Task requirements:
Transcribe every line exactly. Leave the pictures behind.

%%

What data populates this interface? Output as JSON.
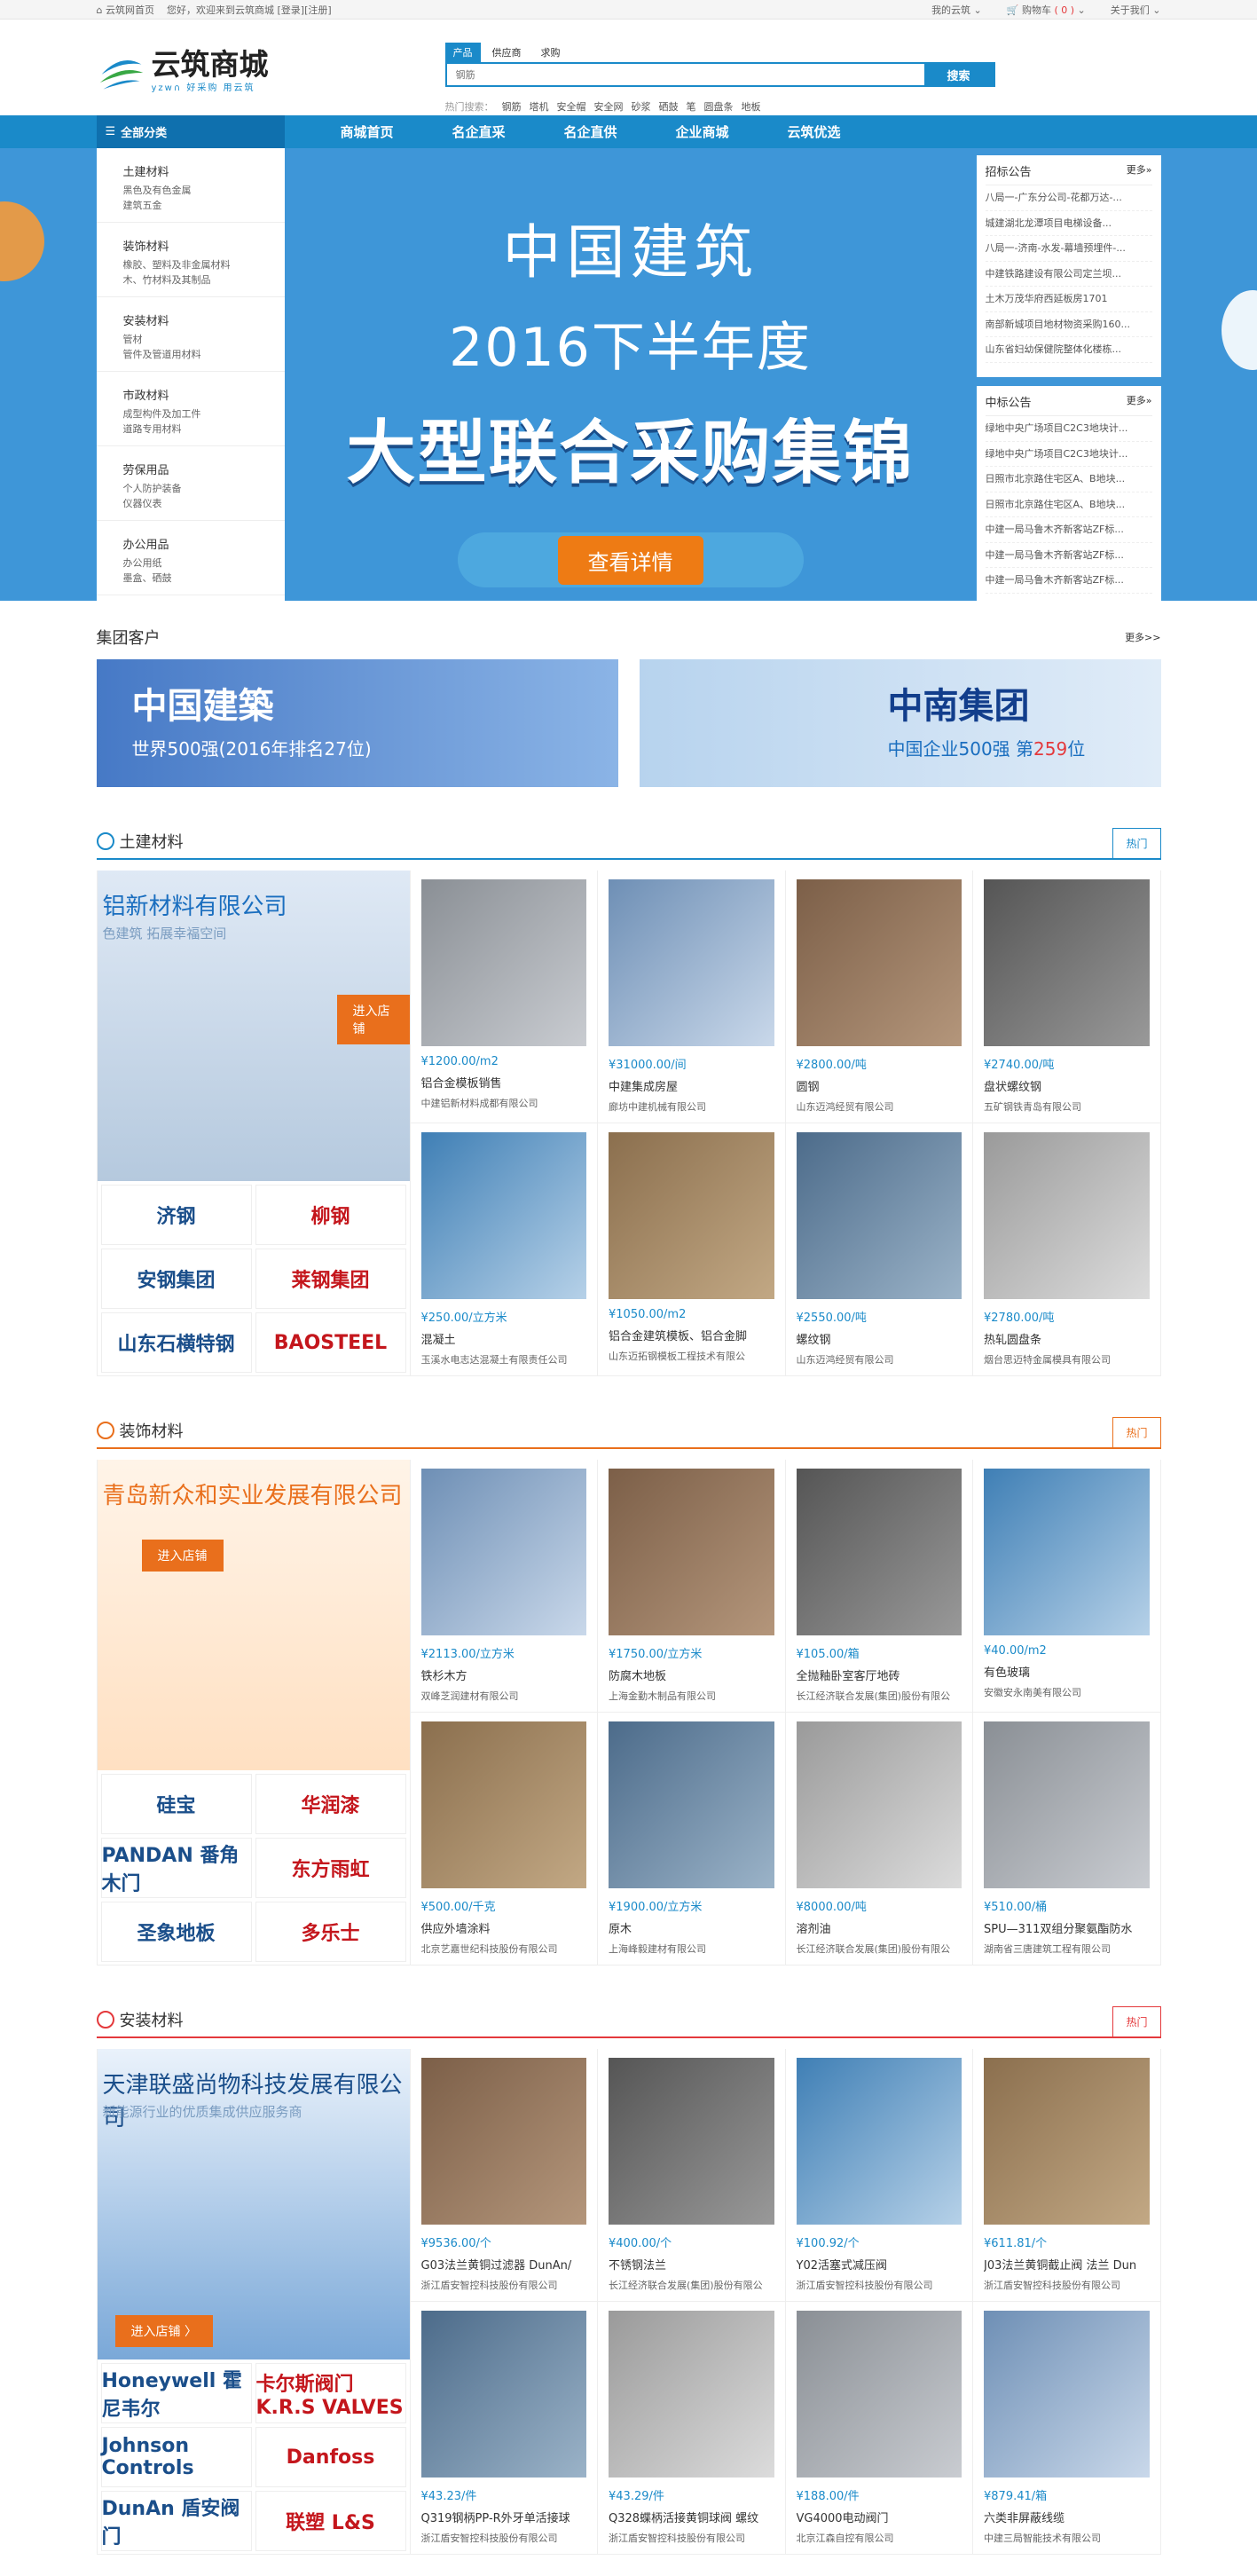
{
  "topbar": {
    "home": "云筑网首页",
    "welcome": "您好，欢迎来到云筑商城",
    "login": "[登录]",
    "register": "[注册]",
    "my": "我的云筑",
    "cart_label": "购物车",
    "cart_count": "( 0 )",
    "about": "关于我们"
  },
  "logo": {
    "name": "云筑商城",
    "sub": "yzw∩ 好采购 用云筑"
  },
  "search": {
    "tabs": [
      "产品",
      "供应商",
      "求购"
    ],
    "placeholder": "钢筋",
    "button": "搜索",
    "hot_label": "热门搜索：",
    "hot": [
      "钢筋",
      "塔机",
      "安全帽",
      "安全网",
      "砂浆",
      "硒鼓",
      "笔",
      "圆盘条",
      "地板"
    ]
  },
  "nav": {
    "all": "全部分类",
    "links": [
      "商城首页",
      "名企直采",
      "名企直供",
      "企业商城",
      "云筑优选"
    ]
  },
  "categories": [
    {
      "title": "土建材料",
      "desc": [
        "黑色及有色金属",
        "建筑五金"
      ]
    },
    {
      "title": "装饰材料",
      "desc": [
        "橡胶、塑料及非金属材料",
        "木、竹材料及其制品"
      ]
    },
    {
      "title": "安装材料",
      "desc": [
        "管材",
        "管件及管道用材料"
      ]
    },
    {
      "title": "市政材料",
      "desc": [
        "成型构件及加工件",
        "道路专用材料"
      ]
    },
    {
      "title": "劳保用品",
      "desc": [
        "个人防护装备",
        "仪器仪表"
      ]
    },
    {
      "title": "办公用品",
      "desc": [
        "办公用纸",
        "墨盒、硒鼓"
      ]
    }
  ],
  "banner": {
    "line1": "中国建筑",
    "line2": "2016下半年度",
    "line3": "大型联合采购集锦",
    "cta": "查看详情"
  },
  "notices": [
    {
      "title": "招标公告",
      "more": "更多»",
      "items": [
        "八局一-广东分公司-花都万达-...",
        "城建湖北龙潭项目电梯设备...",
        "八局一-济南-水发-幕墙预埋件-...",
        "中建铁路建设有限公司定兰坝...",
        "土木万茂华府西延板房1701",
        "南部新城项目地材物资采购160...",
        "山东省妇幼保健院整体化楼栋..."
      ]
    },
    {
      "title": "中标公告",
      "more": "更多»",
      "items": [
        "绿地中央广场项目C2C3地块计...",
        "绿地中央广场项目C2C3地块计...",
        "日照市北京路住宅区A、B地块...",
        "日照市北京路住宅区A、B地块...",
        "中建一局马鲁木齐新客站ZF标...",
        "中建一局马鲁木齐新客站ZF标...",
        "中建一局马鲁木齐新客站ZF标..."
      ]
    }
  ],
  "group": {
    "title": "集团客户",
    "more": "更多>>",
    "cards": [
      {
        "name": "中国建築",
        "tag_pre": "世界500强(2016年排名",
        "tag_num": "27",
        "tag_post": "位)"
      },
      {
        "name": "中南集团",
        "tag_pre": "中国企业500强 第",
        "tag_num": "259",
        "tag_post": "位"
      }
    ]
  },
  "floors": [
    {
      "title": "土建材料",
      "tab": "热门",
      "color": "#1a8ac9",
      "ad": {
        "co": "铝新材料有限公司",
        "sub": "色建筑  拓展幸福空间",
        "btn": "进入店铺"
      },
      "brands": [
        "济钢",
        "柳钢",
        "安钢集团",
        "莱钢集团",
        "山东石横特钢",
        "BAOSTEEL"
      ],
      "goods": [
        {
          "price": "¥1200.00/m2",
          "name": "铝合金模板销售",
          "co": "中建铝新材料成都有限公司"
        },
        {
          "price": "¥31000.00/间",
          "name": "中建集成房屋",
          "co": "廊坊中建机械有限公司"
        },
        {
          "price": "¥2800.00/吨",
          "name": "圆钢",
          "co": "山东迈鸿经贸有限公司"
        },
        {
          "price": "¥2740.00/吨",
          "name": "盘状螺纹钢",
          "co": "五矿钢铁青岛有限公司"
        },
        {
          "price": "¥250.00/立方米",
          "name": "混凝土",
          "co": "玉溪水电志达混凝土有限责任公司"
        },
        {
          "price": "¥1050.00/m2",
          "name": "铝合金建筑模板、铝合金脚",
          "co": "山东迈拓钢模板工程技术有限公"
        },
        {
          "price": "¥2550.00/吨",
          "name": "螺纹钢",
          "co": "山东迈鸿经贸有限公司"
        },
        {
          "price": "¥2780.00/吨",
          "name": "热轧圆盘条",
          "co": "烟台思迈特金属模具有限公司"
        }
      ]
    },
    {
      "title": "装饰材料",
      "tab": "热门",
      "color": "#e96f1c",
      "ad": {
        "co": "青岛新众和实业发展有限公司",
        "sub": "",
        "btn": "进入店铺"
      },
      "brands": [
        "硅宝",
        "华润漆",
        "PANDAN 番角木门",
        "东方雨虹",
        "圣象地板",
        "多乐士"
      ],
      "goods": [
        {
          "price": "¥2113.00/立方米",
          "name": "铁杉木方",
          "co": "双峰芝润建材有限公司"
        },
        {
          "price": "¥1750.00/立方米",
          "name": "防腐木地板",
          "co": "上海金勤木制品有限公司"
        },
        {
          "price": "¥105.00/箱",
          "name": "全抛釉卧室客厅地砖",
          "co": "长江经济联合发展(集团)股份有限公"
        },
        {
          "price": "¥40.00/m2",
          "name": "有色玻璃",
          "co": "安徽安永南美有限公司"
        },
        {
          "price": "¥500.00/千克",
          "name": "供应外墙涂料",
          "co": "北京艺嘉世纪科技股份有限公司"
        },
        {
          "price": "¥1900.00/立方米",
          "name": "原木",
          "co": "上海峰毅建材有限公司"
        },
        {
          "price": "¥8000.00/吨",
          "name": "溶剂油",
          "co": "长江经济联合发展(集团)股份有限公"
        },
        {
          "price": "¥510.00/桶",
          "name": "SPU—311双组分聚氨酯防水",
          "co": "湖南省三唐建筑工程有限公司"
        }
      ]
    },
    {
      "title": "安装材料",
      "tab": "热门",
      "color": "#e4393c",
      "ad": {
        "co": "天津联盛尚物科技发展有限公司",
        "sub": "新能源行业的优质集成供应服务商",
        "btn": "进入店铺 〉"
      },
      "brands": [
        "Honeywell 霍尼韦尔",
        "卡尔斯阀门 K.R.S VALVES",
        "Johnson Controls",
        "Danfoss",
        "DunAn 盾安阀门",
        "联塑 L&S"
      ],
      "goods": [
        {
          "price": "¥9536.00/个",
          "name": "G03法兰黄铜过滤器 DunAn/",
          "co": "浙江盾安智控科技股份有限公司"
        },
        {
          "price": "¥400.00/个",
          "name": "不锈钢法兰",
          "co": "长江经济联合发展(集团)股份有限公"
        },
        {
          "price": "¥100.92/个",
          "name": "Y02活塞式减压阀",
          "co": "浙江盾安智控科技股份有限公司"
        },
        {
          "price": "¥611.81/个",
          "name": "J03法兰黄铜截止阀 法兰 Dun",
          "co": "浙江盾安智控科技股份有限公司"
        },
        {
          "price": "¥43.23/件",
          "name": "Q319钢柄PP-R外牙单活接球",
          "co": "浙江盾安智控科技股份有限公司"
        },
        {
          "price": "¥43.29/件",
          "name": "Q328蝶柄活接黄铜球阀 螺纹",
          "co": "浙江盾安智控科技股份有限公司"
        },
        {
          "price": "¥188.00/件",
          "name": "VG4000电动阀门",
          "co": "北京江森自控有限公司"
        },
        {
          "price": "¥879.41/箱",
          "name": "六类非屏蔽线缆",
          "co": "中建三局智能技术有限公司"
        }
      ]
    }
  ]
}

%%

Answer for the task:
What data populates this interface? Output as JSON.
{
  "topbar": {
    "home": "云筑网首页",
    "welcome": "您好，欢迎来到云筑商城",
    "login": "[登录]",
    "register": "[注册]",
    "my": "我的云筑",
    "cart_label": "购物车",
    "cart_count": "( 0 )",
    "about": "关于我们"
  },
  "logo": {
    "name": "云筑商城",
    "sub": "yzw∩ 好采购 用云筑"
  },
  "search": {
    "tabs": [
      "产品",
      "供应商",
      "求购"
    ],
    "placeholder": "钢筋",
    "button": "搜索",
    "hot_label": "热门搜索：",
    "hot": [
      "钢筋",
      "塔机",
      "安全帽",
      "安全网",
      "砂浆",
      "硒鼓",
      "笔",
      "圆盘条",
      "地板"
    ]
  },
  "nav": {
    "all": "全部分类",
    "links": [
      "商城首页",
      "名企直采",
      "名企直供",
      "企业商城",
      "云筑优选"
    ]
  },
  "categories": [
    {
      "title": "土建材料",
      "desc": [
        "黑色及有色金属",
        "建筑五金"
      ]
    },
    {
      "title": "装饰材料",
      "desc": [
        "橡胶、塑料及非金属材料",
        "木、竹材料及其制品"
      ]
    },
    {
      "title": "安装材料",
      "desc": [
        "管材",
        "管件及管道用材料"
      ]
    },
    {
      "title": "市政材料",
      "desc": [
        "成型构件及加工件",
        "道路专用材料"
      ]
    },
    {
      "title": "劳保用品",
      "desc": [
        "个人防护装备",
        "仪器仪表"
      ]
    },
    {
      "title": "办公用品",
      "desc": [
        "办公用纸",
        "墨盒、硒鼓"
      ]
    }
  ],
  "banner": {
    "line1": "中国建筑",
    "line2": "2016下半年度",
    "line3": "大型联合采购集锦",
    "cta": "查看详情"
  },
  "notices": [
    {
      "title": "招标公告",
      "more": "更多»",
      "items": [
        "八局一-广东分公司-花都万达-...",
        "城建湖北龙潭项目电梯设备...",
        "八局一-济南-水发-幕墙预埋件-...",
        "中建铁路建设有限公司定兰坝...",
        "土木万茂华府西延板房1701",
        "南部新城项目地材物资采购160...",
        "山东省妇幼保健院整体化楼栋..."
      ]
    },
    {
      "title": "中标公告",
      "more": "更多»",
      "items": [
        "绿地中央广场项目C2C3地块计...",
        "绿地中央广场项目C2C3地块计...",
        "日照市北京路住宅区A、B地块...",
        "日照市北京路住宅区A、B地块...",
        "中建一局马鲁木齐新客站ZF标...",
        "中建一局马鲁木齐新客站ZF标...",
        "中建一局马鲁木齐新客站ZF标..."
      ]
    }
  ],
  "group": {
    "title": "集团客户",
    "more": "更多>>",
    "cards": [
      {
        "name": "中国建築",
        "tag_pre": "世界500强(2016年排名",
        "tag_num": "27",
        "tag_post": "位)"
      },
      {
        "name": "中南集团",
        "tag_pre": "中国企业500强 第",
        "tag_num": "259",
        "tag_post": "位"
      }
    ]
  },
  "floors": [
    {
      "title": "土建材料",
      "tab": "热门",
      "color": "#1a8ac9",
      "ad": {
        "co": "铝新材料有限公司",
        "sub": "色建筑  拓展幸福空间",
        "btn": "进入店铺"
      },
      "brands": [
        "济钢",
        "柳钢",
        "安钢集团",
        "莱钢集团",
        "山东石横特钢",
        "BAOSTEEL"
      ],
      "goods": [
        {
          "price": "¥1200.00/m2",
          "name": "铝合金模板销售",
          "co": "中建铝新材料成都有限公司"
        },
        {
          "price": "¥31000.00/间",
          "name": "中建集成房屋",
          "co": "廊坊中建机械有限公司"
        },
        {
          "price": "¥2800.00/吨",
          "name": "圆钢",
          "co": "山东迈鸿经贸有限公司"
        },
        {
          "price": "¥2740.00/吨",
          "name": "盘状螺纹钢",
          "co": "五矿钢铁青岛有限公司"
        },
        {
          "price": "¥250.00/立方米",
          "name": "混凝土",
          "co": "玉溪水电志达混凝土有限责任公司"
        },
        {
          "price": "¥1050.00/m2",
          "name": "铝合金建筑模板、铝合金脚",
          "co": "山东迈拓钢模板工程技术有限公"
        },
        {
          "price": "¥2550.00/吨",
          "name": "螺纹钢",
          "co": "山东迈鸿经贸有限公司"
        },
        {
          "price": "¥2780.00/吨",
          "name": "热轧圆盘条",
          "co": "烟台思迈特金属模具有限公司"
        }
      ]
    },
    {
      "title": "装饰材料",
      "tab": "热门",
      "color": "#e96f1c",
      "ad": {
        "co": "青岛新众和实业发展有限公司",
        "sub": "",
        "btn": "进入店铺"
      },
      "brands": [
        "硅宝",
        "华润漆",
        "PANDAN 番角木门",
        "东方雨虹",
        "圣象地板",
        "多乐士"
      ],
      "goods": [
        {
          "price": "¥2113.00/立方米",
          "name": "铁杉木方",
          "co": "双峰芝润建材有限公司"
        },
        {
          "price": "¥1750.00/立方米",
          "name": "防腐木地板",
          "co": "上海金勤木制品有限公司"
        },
        {
          "price": "¥105.00/箱",
          "name": "全抛釉卧室客厅地砖",
          "co": "长江经济联合发展(集团)股份有限公"
        },
        {
          "price": "¥40.00/m2",
          "name": "有色玻璃",
          "co": "安徽安永南美有限公司"
        },
        {
          "price": "¥500.00/千克",
          "name": "供应外墙涂料",
          "co": "北京艺嘉世纪科技股份有限公司"
        },
        {
          "price": "¥1900.00/立方米",
          "name": "原木",
          "co": "上海峰毅建材有限公司"
        },
        {
          "price": "¥8000.00/吨",
          "name": "溶剂油",
          "co": "长江经济联合发展(集团)股份有限公"
        },
        {
          "price": "¥510.00/桶",
          "name": "SPU—311双组分聚氨酯防水",
          "co": "湖南省三唐建筑工程有限公司"
        }
      ]
    },
    {
      "title": "安装材料",
      "tab": "热门",
      "color": "#e4393c",
      "ad": {
        "co": "天津联盛尚物科技发展有限公司",
        "sub": "新能源行业的优质集成供应服务商",
        "btn": "进入店铺 〉"
      },
      "brands": [
        "Honeywell 霍尼韦尔",
        "卡尔斯阀门 K.R.S VALVES",
        "Johnson Controls",
        "Danfoss",
        "DunAn 盾安阀门",
        "联塑 L&S"
      ],
      "goods": [
        {
          "price": "¥9536.00/个",
          "name": "G03法兰黄铜过滤器 DunAn/",
          "co": "浙江盾安智控科技股份有限公司"
        },
        {
          "price": "¥400.00/个",
          "name": "不锈钢法兰",
          "co": "长江经济联合发展(集团)股份有限公"
        },
        {
          "price": "¥100.92/个",
          "name": "Y02活塞式减压阀",
          "co": "浙江盾安智控科技股份有限公司"
        },
        {
          "price": "¥611.81/个",
          "name": "J03法兰黄铜截止阀 法兰 Dun",
          "co": "浙江盾安智控科技股份有限公司"
        },
        {
          "price": "¥43.23/件",
          "name": "Q319钢柄PP-R外牙单活接球",
          "co": "浙江盾安智控科技股份有限公司"
        },
        {
          "price": "¥43.29/件",
          "name": "Q328蝶柄活接黄铜球阀 螺纹",
          "co": "浙江盾安智控科技股份有限公司"
        },
        {
          "price": "¥188.00/件",
          "name": "VG4000电动阀门",
          "co": "北京江森自控有限公司"
        },
        {
          "price": "¥879.41/箱",
          "name": "六类非屏蔽线缆",
          "co": "中建三局智能技术有限公司"
        }
      ]
    }
  ]
}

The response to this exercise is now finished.